Work to do: Skip all pictures, then print the remaining material exactly.
[START Dataset rows]
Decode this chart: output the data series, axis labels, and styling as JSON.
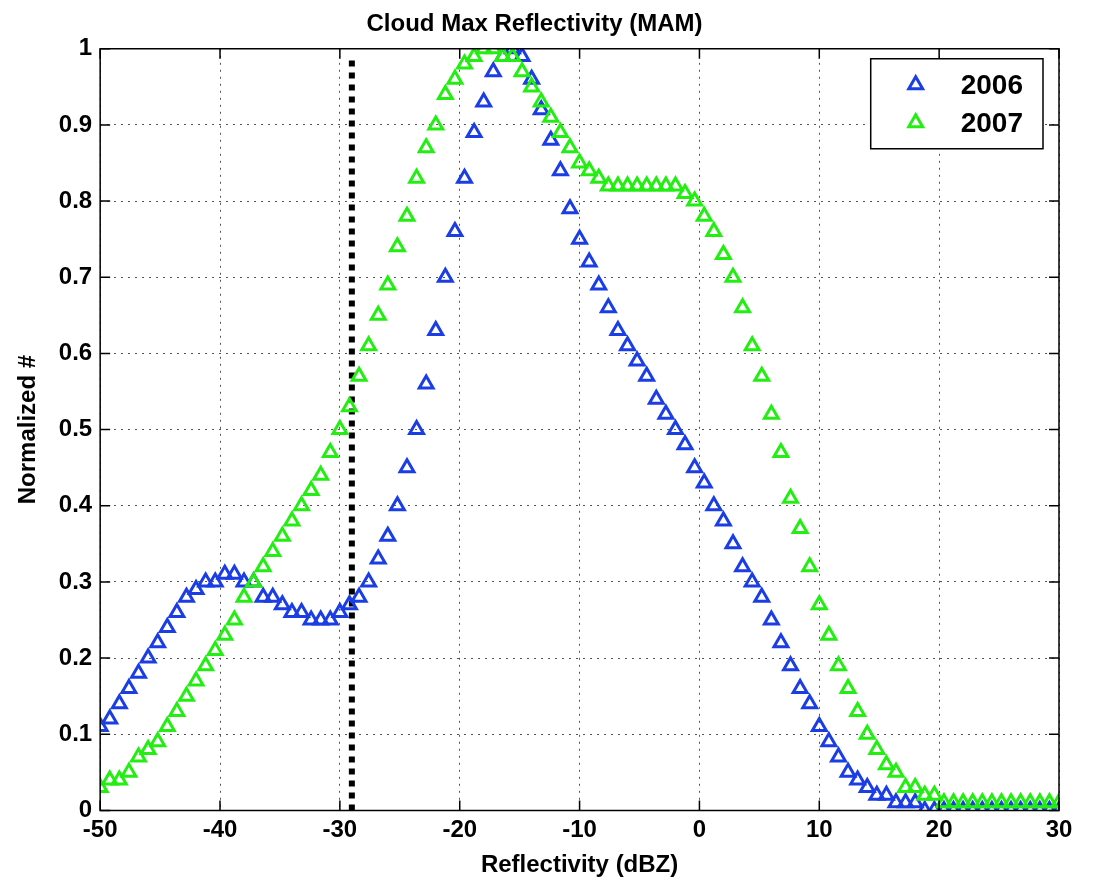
{
  "chart_data": {
    "type": "scatter",
    "title": "Cloud Max Reflectivity (MAM)",
    "xlabel": "Reflectivity (dBZ)",
    "ylabel": "Normalized #",
    "x": [
      -50,
      -49.2,
      -48.4,
      -47.6,
      -46.8,
      -46,
      -45.2,
      -44.4,
      -43.6,
      -42.8,
      -42,
      -41.2,
      -40.4,
      -39.6,
      -38.8,
      -38,
      -37.2,
      -36.4,
      -35.6,
      -34.8,
      -34,
      -33.2,
      -32.4,
      -31.6,
      -30.8,
      -30,
      -29.2,
      -28.4,
      -27.6,
      -26.8,
      -26,
      -25.2,
      -24.4,
      -23.6,
      -22.8,
      -22,
      -21.2,
      -20.4,
      -19.6,
      -18.8,
      -18,
      -17.2,
      -16.4,
      -15.6,
      -14.8,
      -14,
      -13.2,
      -12.4,
      -11.6,
      -10.8,
      -10,
      -9.2,
      -8.4,
      -7.6,
      -6.8,
      -6,
      -5.2,
      -4.4,
      -3.6,
      -2.8,
      -2,
      -1.2,
      -0.4,
      0.4,
      1.2,
      2,
      2.8,
      3.6,
      4.4,
      5.2,
      6,
      6.8,
      7.6,
      8.4,
      9.2,
      10,
      10.8,
      11.6,
      12.4,
      13.2,
      14,
      14.8,
      15.6,
      16.4,
      17.2,
      18,
      18.8,
      19.6,
      20.4,
      21.2,
      22,
      22.8,
      23.6,
      24.4,
      25.2,
      26,
      26.8,
      27.6,
      28.4,
      29.2,
      30
    ],
    "series": [
      {
        "name": "2006",
        "color": "#1a3de6",
        "values": [
          0.11,
          0.12,
          0.14,
          0.16,
          0.18,
          0.2,
          0.22,
          0.24,
          0.26,
          0.28,
          0.29,
          0.3,
          0.3,
          0.31,
          0.31,
          0.3,
          0.3,
          0.28,
          0.28,
          0.27,
          0.26,
          0.26,
          0.25,
          0.25,
          0.25,
          0.26,
          0.27,
          0.28,
          0.3,
          0.33,
          0.36,
          0.4,
          0.45,
          0.5,
          0.56,
          0.63,
          0.7,
          0.76,
          0.83,
          0.89,
          0.93,
          0.97,
          0.99,
          1.0,
          0.99,
          0.96,
          0.92,
          0.88,
          0.84,
          0.79,
          0.75,
          0.72,
          0.69,
          0.66,
          0.63,
          0.61,
          0.59,
          0.57,
          0.54,
          0.52,
          0.5,
          0.48,
          0.45,
          0.43,
          0.4,
          0.38,
          0.35,
          0.32,
          0.3,
          0.28,
          0.25,
          0.22,
          0.19,
          0.16,
          0.14,
          0.11,
          0.09,
          0.07,
          0.05,
          0.04,
          0.03,
          0.02,
          0.02,
          0.01,
          0.01,
          0.01,
          0,
          0,
          0,
          0,
          0,
          0,
          0,
          0,
          0,
          0,
          0,
          0,
          0,
          0,
          0
        ]
      },
      {
        "name": "2007",
        "color": "#22ee11",
        "values": [
          0.03,
          0.04,
          0.04,
          0.05,
          0.07,
          0.08,
          0.09,
          0.11,
          0.13,
          0.15,
          0.17,
          0.19,
          0.21,
          0.23,
          0.25,
          0.28,
          0.3,
          0.32,
          0.34,
          0.36,
          0.38,
          0.4,
          0.42,
          0.44,
          0.47,
          0.5,
          0.53,
          0.57,
          0.61,
          0.65,
          0.69,
          0.74,
          0.78,
          0.83,
          0.87,
          0.9,
          0.94,
          0.96,
          0.98,
          0.99,
          1.0,
          1.0,
          0.99,
          0.99,
          0.97,
          0.95,
          0.93,
          0.91,
          0.89,
          0.87,
          0.85,
          0.84,
          0.83,
          0.82,
          0.82,
          0.82,
          0.82,
          0.82,
          0.82,
          0.82,
          0.82,
          0.81,
          0.8,
          0.78,
          0.76,
          0.73,
          0.7,
          0.66,
          0.61,
          0.57,
          0.52,
          0.47,
          0.41,
          0.37,
          0.32,
          0.27,
          0.23,
          0.19,
          0.16,
          0.13,
          0.1,
          0.08,
          0.06,
          0.05,
          0.03,
          0.03,
          0.02,
          0.02,
          0.01,
          0.01,
          0.01,
          0.01,
          0.01,
          0.01,
          0.01,
          0.01,
          0.01,
          0.01,
          0.01,
          0.01,
          0.01
        ]
      }
    ],
    "xlim": [
      -50,
      30
    ],
    "xticks": [
      -50,
      -40,
      -30,
      -20,
      -10,
      0,
      10,
      20,
      30
    ],
    "ylim": [
      0,
      1
    ],
    "yticks": [
      0,
      0.1,
      0.2,
      0.3,
      0.4,
      0.5,
      0.6,
      0.7,
      0.8,
      0.9,
      1
    ],
    "ref_lines": [
      {
        "axis": "x",
        "value": -29,
        "color": "#000000",
        "line_style": "dotted"
      }
    ],
    "grid": true,
    "legend": "top right",
    "marker": "triangle"
  }
}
[END Dataset rows]
Response:
Decode this chart: output the data series, axis labels, and styling as JSON.
{
  "chart_data": {
    "type": "scatter",
    "title": "Cloud Max Reflectivity (MAM)",
    "xlabel": "Reflectivity (dBZ)",
    "ylabel": "Normalized #",
    "x": [
      -50,
      -49.2,
      -48.4,
      -47.6,
      -46.8,
      -46,
      -45.2,
      -44.4,
      -43.6,
      -42.8,
      -42,
      -41.2,
      -40.4,
      -39.6,
      -38.8,
      -38,
      -37.2,
      -36.4,
      -35.6,
      -34.8,
      -34,
      -33.2,
      -32.4,
      -31.6,
      -30.8,
      -30,
      -29.2,
      -28.4,
      -27.6,
      -26.8,
      -26,
      -25.2,
      -24.4,
      -23.6,
      -22.8,
      -22,
      -21.2,
      -20.4,
      -19.6,
      -18.8,
      -18,
      -17.2,
      -16.4,
      -15.6,
      -14.8,
      -14,
      -13.2,
      -12.4,
      -11.6,
      -10.8,
      -10,
      -9.2,
      -8.4,
      -7.6,
      -6.8,
      -6,
      -5.2,
      -4.4,
      -3.6,
      -2.8,
      -2,
      -1.2,
      -0.4,
      0.4,
      1.2,
      2,
      2.8,
      3.6,
      4.4,
      5.2,
      6,
      6.8,
      7.6,
      8.4,
      9.2,
      10,
      10.8,
      11.6,
      12.4,
      13.2,
      14,
      14.8,
      15.6,
      16.4,
      17.2,
      18,
      18.8,
      19.6,
      20.4,
      21.2,
      22,
      22.8,
      23.6,
      24.4,
      25.2,
      26,
      26.8,
      27.6,
      28.4,
      29.2,
      30
    ],
    "series": [
      {
        "name": "2006",
        "color": "#1a3de6",
        "values": [
          0.11,
          0.12,
          0.14,
          0.16,
          0.18,
          0.2,
          0.22,
          0.24,
          0.26,
          0.28,
          0.29,
          0.3,
          0.3,
          0.31,
          0.31,
          0.3,
          0.3,
          0.28,
          0.28,
          0.27,
          0.26,
          0.26,
          0.25,
          0.25,
          0.25,
          0.26,
          0.27,
          0.28,
          0.3,
          0.33,
          0.36,
          0.4,
          0.45,
          0.5,
          0.56,
          0.63,
          0.7,
          0.76,
          0.83,
          0.89,
          0.93,
          0.97,
          0.99,
          1.0,
          0.99,
          0.96,
          0.92,
          0.88,
          0.84,
          0.79,
          0.75,
          0.72,
          0.69,
          0.66,
          0.63,
          0.61,
          0.59,
          0.57,
          0.54,
          0.52,
          0.5,
          0.48,
          0.45,
          0.43,
          0.4,
          0.38,
          0.35,
          0.32,
          0.3,
          0.28,
          0.25,
          0.22,
          0.19,
          0.16,
          0.14,
          0.11,
          0.09,
          0.07,
          0.05,
          0.04,
          0.03,
          0.02,
          0.02,
          0.01,
          0.01,
          0.01,
          0,
          0,
          0,
          0,
          0,
          0,
          0,
          0,
          0,
          0,
          0,
          0,
          0,
          0,
          0
        ]
      },
      {
        "name": "2007",
        "color": "#22ee11",
        "values": [
          0.03,
          0.04,
          0.04,
          0.05,
          0.07,
          0.08,
          0.09,
          0.11,
          0.13,
          0.15,
          0.17,
          0.19,
          0.21,
          0.23,
          0.25,
          0.28,
          0.3,
          0.32,
          0.34,
          0.36,
          0.38,
          0.4,
          0.42,
          0.44,
          0.47,
          0.5,
          0.53,
          0.57,
          0.61,
          0.65,
          0.69,
          0.74,
          0.78,
          0.83,
          0.87,
          0.9,
          0.94,
          0.96,
          0.98,
          0.99,
          1.0,
          1.0,
          0.99,
          0.99,
          0.97,
          0.95,
          0.93,
          0.91,
          0.89,
          0.87,
          0.85,
          0.84,
          0.83,
          0.82,
          0.82,
          0.82,
          0.82,
          0.82,
          0.82,
          0.82,
          0.82,
          0.81,
          0.8,
          0.78,
          0.76,
          0.73,
          0.7,
          0.66,
          0.61,
          0.57,
          0.52,
          0.47,
          0.41,
          0.37,
          0.32,
          0.27,
          0.23,
          0.19,
          0.16,
          0.13,
          0.1,
          0.08,
          0.06,
          0.05,
          0.03,
          0.03,
          0.02,
          0.02,
          0.01,
          0.01,
          0.01,
          0.01,
          0.01,
          0.01,
          0.01,
          0.01,
          0.01,
          0.01,
          0.01,
          0.01,
          0.01
        ]
      }
    ],
    "xlim": [
      -50,
      30
    ],
    "xticks": [
      -50,
      -40,
      -30,
      -20,
      -10,
      0,
      10,
      20,
      30
    ],
    "ylim": [
      0,
      1
    ],
    "yticks": [
      0,
      0.1,
      0.2,
      0.3,
      0.4,
      0.5,
      0.6,
      0.7,
      0.8,
      0.9,
      1
    ],
    "ref_lines": [
      {
        "axis": "x",
        "value": -29,
        "color": "#000000",
        "line_style": "dotted"
      }
    ],
    "grid": true,
    "legend": "top right",
    "marker": "triangle"
  }
}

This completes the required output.